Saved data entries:
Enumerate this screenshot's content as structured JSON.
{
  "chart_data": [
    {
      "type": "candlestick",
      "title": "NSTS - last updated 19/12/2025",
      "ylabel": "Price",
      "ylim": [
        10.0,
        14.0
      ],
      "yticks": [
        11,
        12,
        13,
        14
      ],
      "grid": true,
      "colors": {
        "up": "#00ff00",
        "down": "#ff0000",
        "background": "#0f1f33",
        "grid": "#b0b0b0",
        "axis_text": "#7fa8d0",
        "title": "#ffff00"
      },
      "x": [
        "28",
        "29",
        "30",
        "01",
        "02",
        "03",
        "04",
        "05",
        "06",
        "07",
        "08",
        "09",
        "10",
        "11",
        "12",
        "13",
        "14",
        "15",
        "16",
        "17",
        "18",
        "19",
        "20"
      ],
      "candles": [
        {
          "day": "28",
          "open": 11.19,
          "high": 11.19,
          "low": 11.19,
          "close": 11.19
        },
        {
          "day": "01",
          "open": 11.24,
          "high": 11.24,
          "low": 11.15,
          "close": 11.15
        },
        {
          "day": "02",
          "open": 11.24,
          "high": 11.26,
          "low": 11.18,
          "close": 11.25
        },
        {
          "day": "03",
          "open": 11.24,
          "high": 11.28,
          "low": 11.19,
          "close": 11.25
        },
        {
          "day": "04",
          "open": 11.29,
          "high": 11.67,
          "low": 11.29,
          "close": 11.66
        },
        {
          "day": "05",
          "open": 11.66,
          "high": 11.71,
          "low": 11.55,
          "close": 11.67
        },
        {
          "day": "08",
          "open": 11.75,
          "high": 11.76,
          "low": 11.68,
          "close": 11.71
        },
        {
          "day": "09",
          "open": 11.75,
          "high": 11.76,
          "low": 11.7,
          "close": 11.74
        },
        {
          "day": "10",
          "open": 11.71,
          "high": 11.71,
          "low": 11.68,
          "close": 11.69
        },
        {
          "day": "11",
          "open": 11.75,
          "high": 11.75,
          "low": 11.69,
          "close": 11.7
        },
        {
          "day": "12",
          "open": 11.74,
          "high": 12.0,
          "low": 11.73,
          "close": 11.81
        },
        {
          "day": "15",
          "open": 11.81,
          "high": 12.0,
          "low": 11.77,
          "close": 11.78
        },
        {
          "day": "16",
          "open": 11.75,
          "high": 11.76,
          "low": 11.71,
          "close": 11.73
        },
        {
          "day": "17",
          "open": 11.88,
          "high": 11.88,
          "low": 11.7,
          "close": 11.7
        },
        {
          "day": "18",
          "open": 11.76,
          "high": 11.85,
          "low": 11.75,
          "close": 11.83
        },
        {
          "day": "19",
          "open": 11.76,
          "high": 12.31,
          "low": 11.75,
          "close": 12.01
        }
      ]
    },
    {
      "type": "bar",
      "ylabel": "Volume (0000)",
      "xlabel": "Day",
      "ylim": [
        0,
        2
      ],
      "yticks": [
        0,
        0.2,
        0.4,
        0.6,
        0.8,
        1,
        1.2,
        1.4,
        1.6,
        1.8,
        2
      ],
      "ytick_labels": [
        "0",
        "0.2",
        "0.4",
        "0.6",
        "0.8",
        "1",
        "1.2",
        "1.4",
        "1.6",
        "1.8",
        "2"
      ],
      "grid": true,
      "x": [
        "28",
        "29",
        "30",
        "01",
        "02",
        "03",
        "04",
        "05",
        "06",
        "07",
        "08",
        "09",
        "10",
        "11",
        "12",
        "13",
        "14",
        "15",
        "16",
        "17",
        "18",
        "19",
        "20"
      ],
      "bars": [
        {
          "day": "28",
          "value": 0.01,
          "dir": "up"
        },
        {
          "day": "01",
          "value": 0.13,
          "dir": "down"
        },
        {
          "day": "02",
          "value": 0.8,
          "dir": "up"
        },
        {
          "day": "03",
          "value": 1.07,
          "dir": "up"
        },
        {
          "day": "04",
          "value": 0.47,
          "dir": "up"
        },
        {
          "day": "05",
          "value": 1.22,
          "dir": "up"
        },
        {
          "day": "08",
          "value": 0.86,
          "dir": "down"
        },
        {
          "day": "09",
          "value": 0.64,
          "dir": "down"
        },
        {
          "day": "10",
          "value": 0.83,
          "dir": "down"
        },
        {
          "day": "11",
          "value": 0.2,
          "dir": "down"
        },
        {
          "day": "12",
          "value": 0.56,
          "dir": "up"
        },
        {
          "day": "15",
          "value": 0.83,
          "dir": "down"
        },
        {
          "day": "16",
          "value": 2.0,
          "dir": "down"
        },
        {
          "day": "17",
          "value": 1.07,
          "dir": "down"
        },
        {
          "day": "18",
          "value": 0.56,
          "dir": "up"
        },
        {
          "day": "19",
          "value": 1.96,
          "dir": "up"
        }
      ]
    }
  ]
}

* _PROBLEM DETAILS_: Look through the listing above and count the lines where the string "title" appears. Report the number only.

* _COMPLETED EXERCISE_: 2